** start **

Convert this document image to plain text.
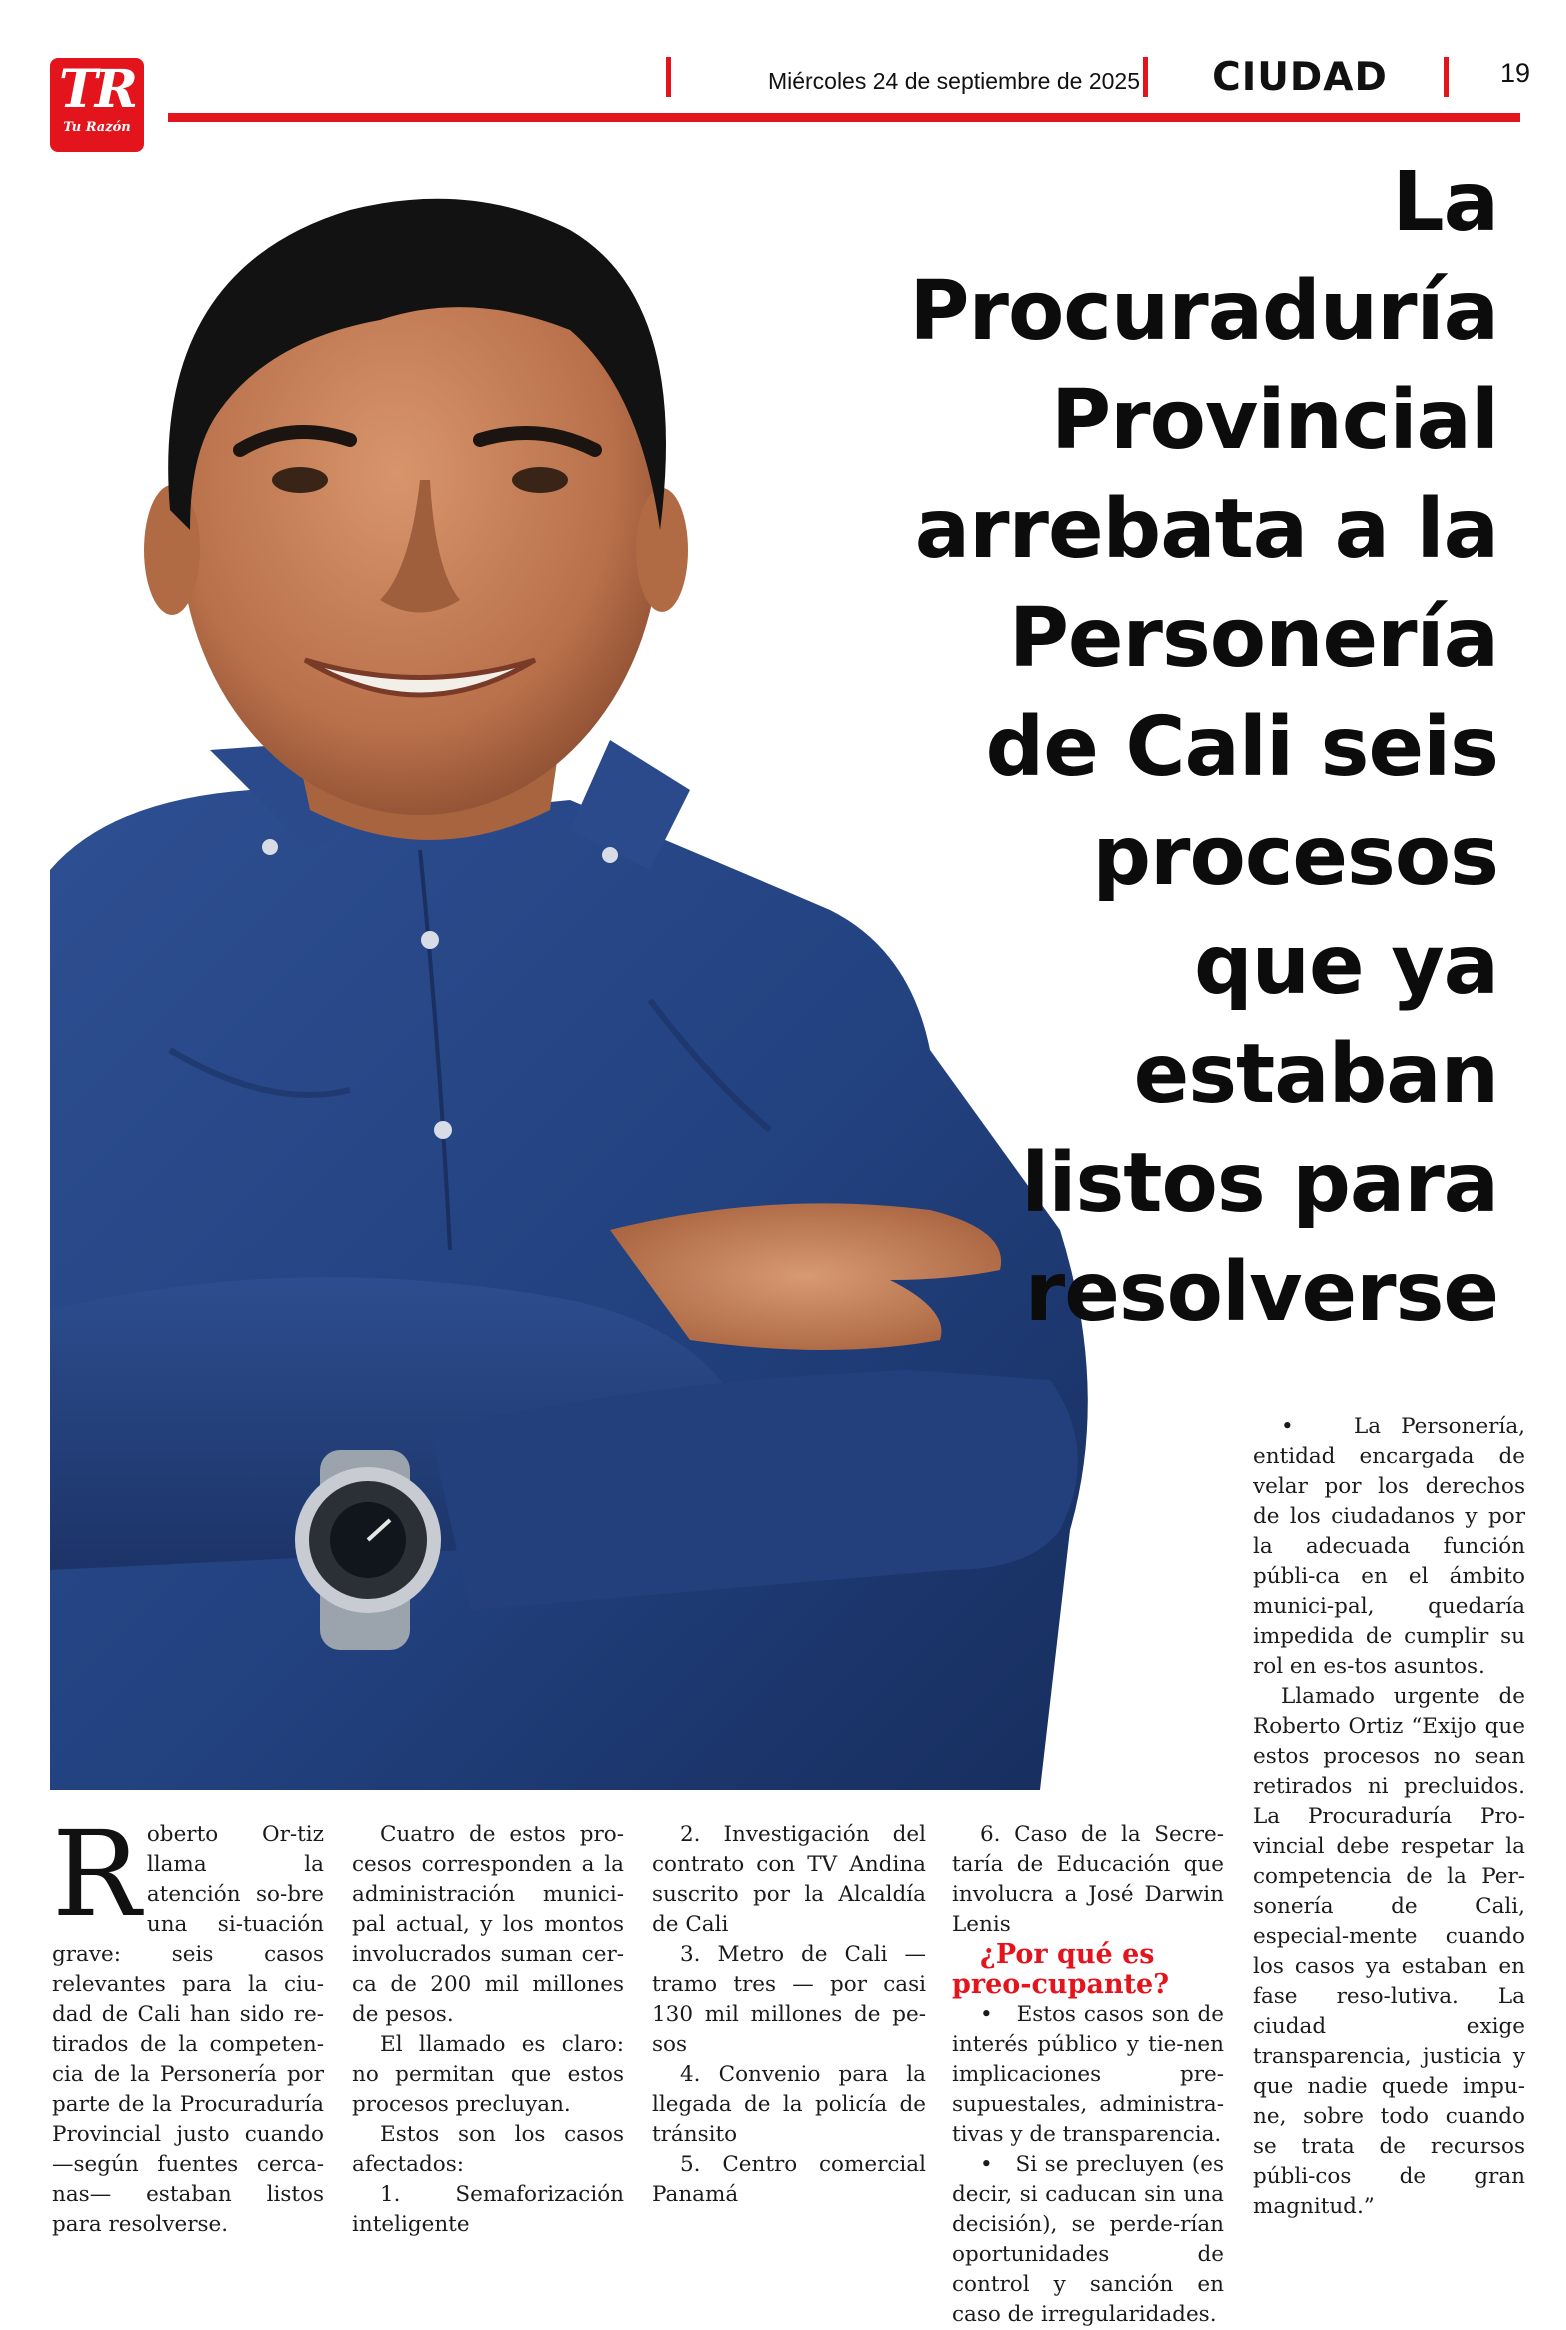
TR
Tu Razón
Miércoles 24 de septiembre de 2025	CIUDAD	19
La
Procuraduría
Provincial
arrebata a la
Personería
de Cali seis
procesos
que ya
estaban
listos para
resolverse
R oberto Or-tiz llama la atención so-bre una si-tuación grave: seis casos relevantes para la ciu-dad de Cali han sido re-tirados de la competen-cia de la Personería por parte de la Procuraduría Provincial justo cuando —según fuentes cerca-nas— estaban listos para resolverse.

Cuatro de estos pro-cesos corresponden a la administración munici-pal actual, y los montos involucrados suman cer-ca de 200 mil millones de pesos.

El llamado es claro: no permitan que estos procesos precluyan.

Estos son los casos afectados:

1. Semaforización inteligente

2. Investigación del contrato con TV Andina suscrito por la Alcaldía de Cali

3. Metro de Cali — tramo tres — por casi 130 mil millones de pe-sos

4. Convenio para la llegada de la policía de tránsito

5. Centro comercial Panamá

6. Caso de la Secre-taría de Educación que involucra a José Darwin Lenis

¿Por qué es preo-cupante?

•   Estos casos son de interés público y tie-nen implicaciones pre-supuestales, administra-tivas y de transparencia.

•   Si se precluyen (es decir, si caducan sin una decisión), se perde-rían oportunidades de control y sanción en caso de irregularidades.

•   La Personería, entidad encargada de velar por los derechos de los ciudadanos y por la adecuada función públi-ca en el ámbito munici-pal, quedaría impedida de cumplir su rol en es-tos asuntos.

Llamado urgente de Roberto Ortiz “Exijo que estos procesos no sean retirados ni precluidos. La Procuraduría Pro-vincial debe respetar la competencia de la Per-sonería de Cali, especial-mente cuando los casos ya estaban en fase reso-lutiva. La ciudad exige transparencia, justicia y que nadie quede impu-ne, sobre todo cuando se trata de recursos públi-cos de gran magnitud.”
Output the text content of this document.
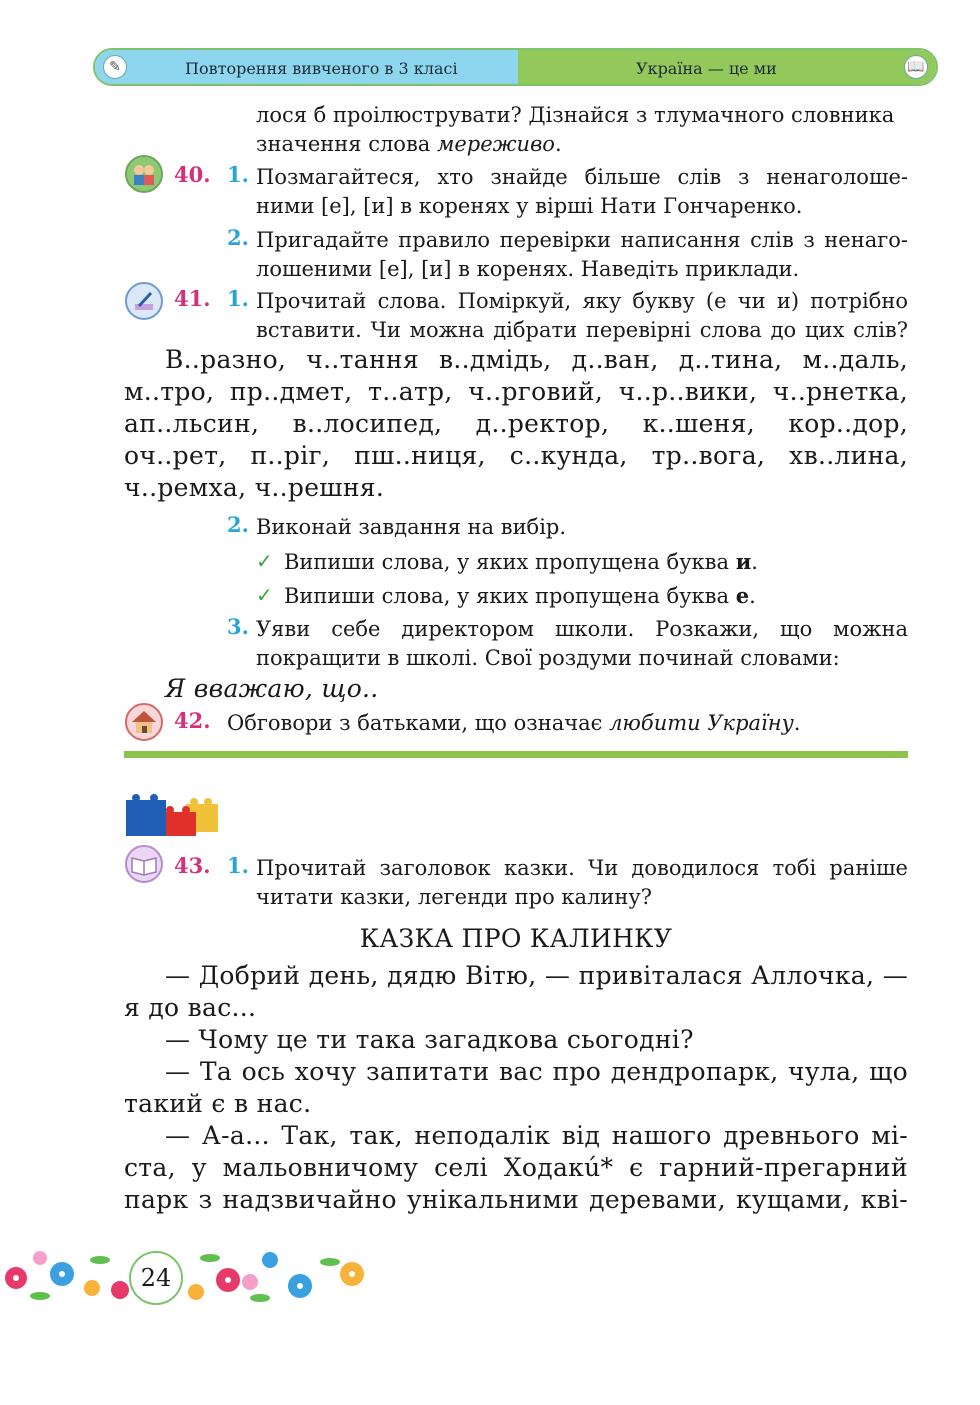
✎	Повторення вивченого в 3 класі	Україна — це ми	📖
лося б проілюструвати? Дізнайся з тлумачного словника
значення слова мереживо.
40. 1. Позмагайтеся, хто знайде більше слів з ненаголоше-
ними [е], [и] в коренях у вірші Нати Гончаренко.
2. Пригадайте правило перевірки написання слів з ненаго-
лошеними [е], [и] в коренях. Наведіть приклади.
41. 1. Прочитай слова. Поміркуй, яку букву (е чи и) потрібно
вставити. Чи можна дібрати перевірні слова до цих слів?
В..разно, ч..тання в..дмідь, д..ван, д..тина, м..даль,
м..тро, пр..дмет, т..атр, ч..рговий, ч..р..вики, ч..рнетка,
ап..льсин, в..лосипед, д..ректор, к..шеня, кор..дор,
оч..рет, п..ріг, пш..ниця, с..кунда, тр..вога, хв..лина,
ч..ремха, ч..решня.
2. Виконай завдання на вибір.
✓ Випиши слова, у яких пропущена буква и.
✓ Випиши слова, у яких пропущена буква е.
3. Уяви себе директором школи. Розкажи, що можна
покращити в школі. Свої роздуми починай словами:
Я вважаю, що..
42. Обговори з батьками, що означає любити Україну.
43. 1. Прочитай заголовок казки. Чи доводилося тобі раніше
читати казки, легенди про калину?
КАЗКА ПРО КАЛИНКУ
— Добрий день, дядю Вітю, — привіталася Аллочка, —
я до вас...
— Чому це ти така загадкова сьогодні?
— Та ось хочу запитати вас про дендропарк, чула, що
такий є в нас.
— А-а... Так, так, неподалік від нашого древнього мі-
ста, у мальовничому селі Ходакú* є гарний-прегарний
парк з надзвичайно унікальними деревами, кущами, кві-
24
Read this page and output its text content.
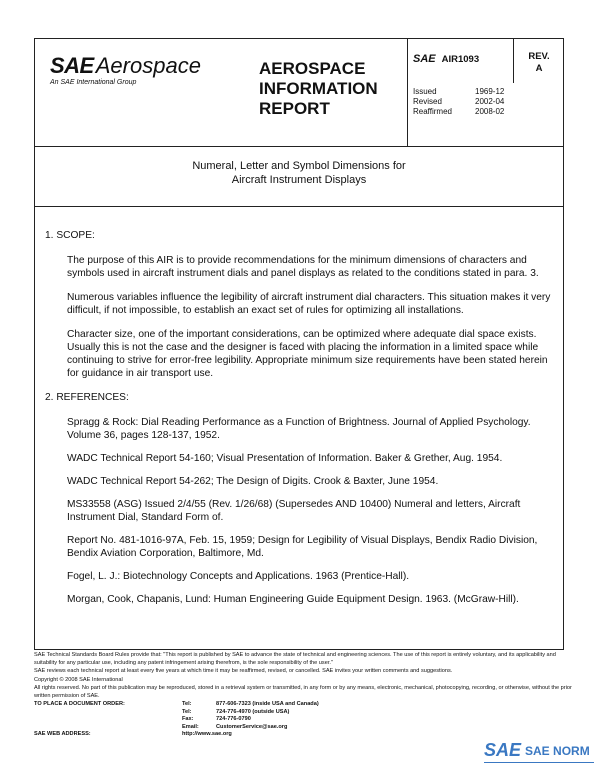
SAEAerospace
An SAE International Group
AEROSPACE
INFORMATION
REPORT
SAE AIR1093	REV.
A
Issued	1969-12
Revised	2002-04
Reaffirmed	2008-02
Numeral, Letter and Symbol Dimensions for
Aircraft Instrument Displays
1. SCOPE:

The purpose of this AIR is to provide recommendations for the minimum dimensions of characters and symbols used in aircraft instrument dials and panel displays as related to the conditions stated in para. 3.

Numerous variables influence the legibility of aircraft instrument dial characters. This situation makes it very difficult, if not impossible, to establish an exact set of rules for optimizing all installations.

Character size, one of the important considerations, can be optimized where adequate dial space exists. Usually this is not the case and the designer is faced with placing the information in a limited space while continuing to strive for error-free legibility. Appropriate minimum size requirements have been stated herein for guidance in air transport use.

2. REFERENCES:

Spragg & Rock: Dial Reading Performance as a Function of Brightness. Journal of Applied Psychology. Volume 36, pages 128-137, 1952.

WADC Technical Report 54-160; Visual Presentation of Information. Baker & Grether, Aug. 1954.

WADC Technical Report 54-262; The Design of Digits. Crook & Baxter, June 1954.

MS33558 (ASG) Issued 2/4/55 (Rev. 1/26/68) (Supersedes AND 10400) Numeral and letters, Aircraft Instrument Dial, Standard Form of.

Report No. 481-1016-97A, Feb. 15, 1959; Design for Legibility of Visual Displays, Bendix Radio Division, Bendix Aviation Corporation, Baltimore, Md.

Fogel, L. J.: Biotechnology Concepts and Applications. 1963 (Prentice-Hall).

Morgan, Cook, Chapanis, Lund: Human Engineering Guide Equipment Design. 1963. (McGraw-Hill).

SAE Technical Standards Board Rules provide that: "This report is published by SAE to advance the state of technical and engineering sciences. The use of this report is entirely voluntary, and its applicability and suitability for any particular use, including any patent infringement arising therefrom, is the sole responsibility of the user."

SAE reviews each technical report at least every five years at which time it may be reaffirmed, revised, or cancelled. SAE invites your written comments and suggestions.

Copyright © 2008 SAE International

All rights reserved. No part of this publication may be reproduced, stored in a retrieval system or transmitted, in any form or by any means, electronic, mechanical, photocopying, recording, or otherwise, without the prior written permission of SAE.

TO PLACE A DOCUMENT ORDER:	Tel:	877-606-7323 (inside USA and Canada)
Tel:	724-776-4970 (outside USA)
Fax:	724-776-0790
Email:	CustomerService@sae.org
SAE WEB ADDRESS:	http://www.sae.org
SAE SAE NORM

** end **

What to do: Looking at the records above, work out how many lines include the string "seis". Give the number and nothing else.

Solution to this task: 2